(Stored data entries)

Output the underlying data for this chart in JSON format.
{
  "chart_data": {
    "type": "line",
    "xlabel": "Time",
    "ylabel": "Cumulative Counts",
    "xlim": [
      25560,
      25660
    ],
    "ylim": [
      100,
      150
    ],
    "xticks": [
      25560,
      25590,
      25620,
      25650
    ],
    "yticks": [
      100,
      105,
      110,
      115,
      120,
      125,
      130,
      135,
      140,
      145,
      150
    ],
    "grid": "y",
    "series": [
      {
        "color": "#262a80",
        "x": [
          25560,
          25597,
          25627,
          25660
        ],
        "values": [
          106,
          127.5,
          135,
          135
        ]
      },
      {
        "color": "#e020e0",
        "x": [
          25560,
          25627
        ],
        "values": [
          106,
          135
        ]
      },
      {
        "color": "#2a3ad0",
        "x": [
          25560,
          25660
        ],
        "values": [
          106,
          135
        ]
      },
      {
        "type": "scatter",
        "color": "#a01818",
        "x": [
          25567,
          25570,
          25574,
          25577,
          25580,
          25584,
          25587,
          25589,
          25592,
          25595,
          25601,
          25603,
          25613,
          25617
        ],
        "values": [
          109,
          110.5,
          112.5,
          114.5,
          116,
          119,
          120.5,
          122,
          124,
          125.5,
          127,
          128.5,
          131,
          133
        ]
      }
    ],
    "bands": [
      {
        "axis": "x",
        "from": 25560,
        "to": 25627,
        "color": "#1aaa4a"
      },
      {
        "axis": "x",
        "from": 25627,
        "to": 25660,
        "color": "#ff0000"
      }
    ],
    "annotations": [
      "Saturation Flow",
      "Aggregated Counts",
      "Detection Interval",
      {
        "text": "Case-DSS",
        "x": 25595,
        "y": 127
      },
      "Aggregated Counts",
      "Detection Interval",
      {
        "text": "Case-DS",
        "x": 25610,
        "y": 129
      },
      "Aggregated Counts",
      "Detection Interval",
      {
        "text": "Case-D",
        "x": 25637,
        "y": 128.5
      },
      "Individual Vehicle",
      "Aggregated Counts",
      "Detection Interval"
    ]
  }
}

**TASK BRIEF**
Write down all the entries again without a single difference.

**ANSWER TO THIS EXERCISE**
Output the underlying data for this chart in JSON format.
{
  "chart_data": {
    "type": "line",
    "xlabel": "Time",
    "ylabel": "Cumulative Counts",
    "xlim": [
      25560,
      25660
    ],
    "ylim": [
      100,
      150
    ],
    "xticks": [
      25560,
      25590,
      25620,
      25650
    ],
    "yticks": [
      100,
      105,
      110,
      115,
      120,
      125,
      130,
      135,
      140,
      145,
      150
    ],
    "grid": "y",
    "series": [
      {
        "color": "#262a80",
        "x": [
          25560,
          25597,
          25627,
          25660
        ],
        "values": [
          106,
          127.5,
          135,
          135
        ]
      },
      {
        "color": "#e020e0",
        "x": [
          25560,
          25627
        ],
        "values": [
          106,
          135
        ]
      },
      {
        "color": "#2a3ad0",
        "x": [
          25560,
          25660
        ],
        "values": [
          106,
          135
        ]
      },
      {
        "type": "scatter",
        "color": "#a01818",
        "x": [
          25567,
          25570,
          25574,
          25577,
          25580,
          25584,
          25587,
          25589,
          25592,
          25595,
          25601,
          25603,
          25613,
          25617
        ],
        "values": [
          109,
          110.5,
          112.5,
          114.5,
          116,
          119,
          120.5,
          122,
          124,
          125.5,
          127,
          128.5,
          131,
          133
        ]
      }
    ],
    "bands": [
      {
        "axis": "x",
        "from": 25560,
        "to": 25627,
        "color": "#1aaa4a"
      },
      {
        "axis": "x",
        "from": 25627,
        "to": 25660,
        "color": "#ff0000"
      }
    ],
    "annotations": [
      "Saturation Flow",
      "Aggregated Counts",
      "Detection Interval",
      {
        "text": "Case-DSS",
        "x": 25595,
        "y": 127
      },
      "Aggregated Counts",
      "Detection Interval",
      {
        "text": "Case-DS",
        "x": 25610,
        "y": 129
      },
      "Aggregated Counts",
      "Detection Interval",
      {
        "text": "Case-D",
        "x": 25637,
        "y": 128.5
      },
      "Individual Vehicle",
      "Aggregated Counts",
      "Detection Interval"
    ]
  }
}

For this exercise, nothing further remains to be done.